===== Working data =====

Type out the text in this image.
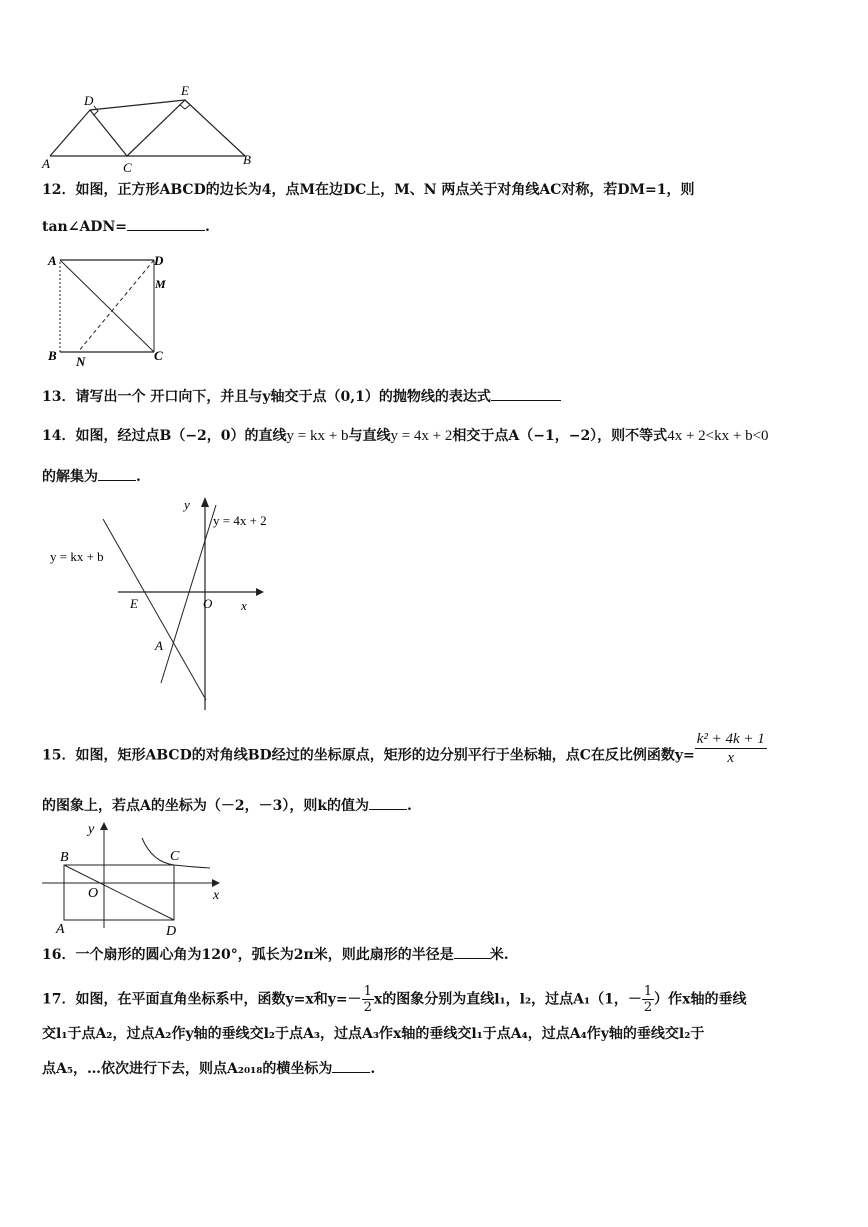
D
E
A	C
B
12．如图，正方形ABCD的边长为4，点M在边DC上，M、N 两点关于对角线AC对称，若DM=1，则
tan∠ADN=	.
A	D
M
B N	C
13．请写出一个 开口向下，并且与y轴交于点（0,1）的抛物线的表达式
14．如图，经过点B（−2，0）的直线y = kx + b与直线y = 4x + 2相交于点A（−1，−2），则不等式4x + 2<kx + b<0
的解集为	.
y
y = 4x + 2
y = kx + b
E	O x
A
15．如图，矩形ABCD的对角线BD经过的坐标原点，矩形的边分别平行于坐标轴，点C在反比例函数$y= \frac{\text{k² + 4k + 1}}{x}$
的图象上，若点A的坐标为（－2，－3），则k的值为	.
y
B	C
O	x
A	D
16．一个扇形的圆心角为120°，弧长为2π米，则此扇形的半径是	米.
17．如图，在平面直角坐标系中，函数y=x和$y=- \frac{1}{2}$ x的图象分别为直线l₁，l₂，过点A₁（1，－ $\frac{1}{2}$ ）作x轴的垂线
交l₁于点A₂，过点A₂作y轴的垂线交l₂于点A₃，过点A₃作x轴的垂线交l₁于点A₄，过点A₄作y轴的垂线交l₂于
点A₅，…依次进行下去，则点A₂₀₁₈的横坐标为	.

=====

The task
Every record above should be written out again exactly; the pictures stay out of the copy.

Solution for this problem
Type out the text in this image.
D
E
A	C
B
12．如图，正方形ABCD的边长为4，点M在边DC上，M、N 两点关于对角线AC对称，若DM=1，则
tan∠ADN=	.
A	D
M
B N	C
13．请写出一个 开口向下，并且与y轴交于点（0,1）的抛物线的表达式
14．如图，经过点B（−2，0）的直线y = kx + b与直线y = 4x + 2相交于点A（−1，−2），则不等式4x + 2<kx + b<0
的解集为	.
y
y = 4x + 2
y = kx + b
E	O x
A
15．如图，矩形ABCD的对角线BD经过的坐标原点，矩形的边分别平行于坐标轴，点C在反比例函数$y= \frac{\text{k² + 4k + 1}}{x}$
的图象上，若点A的坐标为（－2，－3），则k的值为	.
y
B	C
O	x
A	D
16．一个扇形的圆心角为120°，弧长为2π米，则此扇形的半径是	米.
17．如图，在平面直角坐标系中，函数y=x和$y=- \frac{1}{2}$ x的图象分别为直线l₁，l₂，过点A₁（1，－ $\frac{1}{2}$ ）作x轴的垂线
交l₁于点A₂，过点A₂作y轴的垂线交l₂于点A₃，过点A₃作x轴的垂线交l₁于点A₄，过点A₄作y轴的垂线交l₂于
点A₅，…依次进行下去，则点A₂₀₁₈的横坐标为	.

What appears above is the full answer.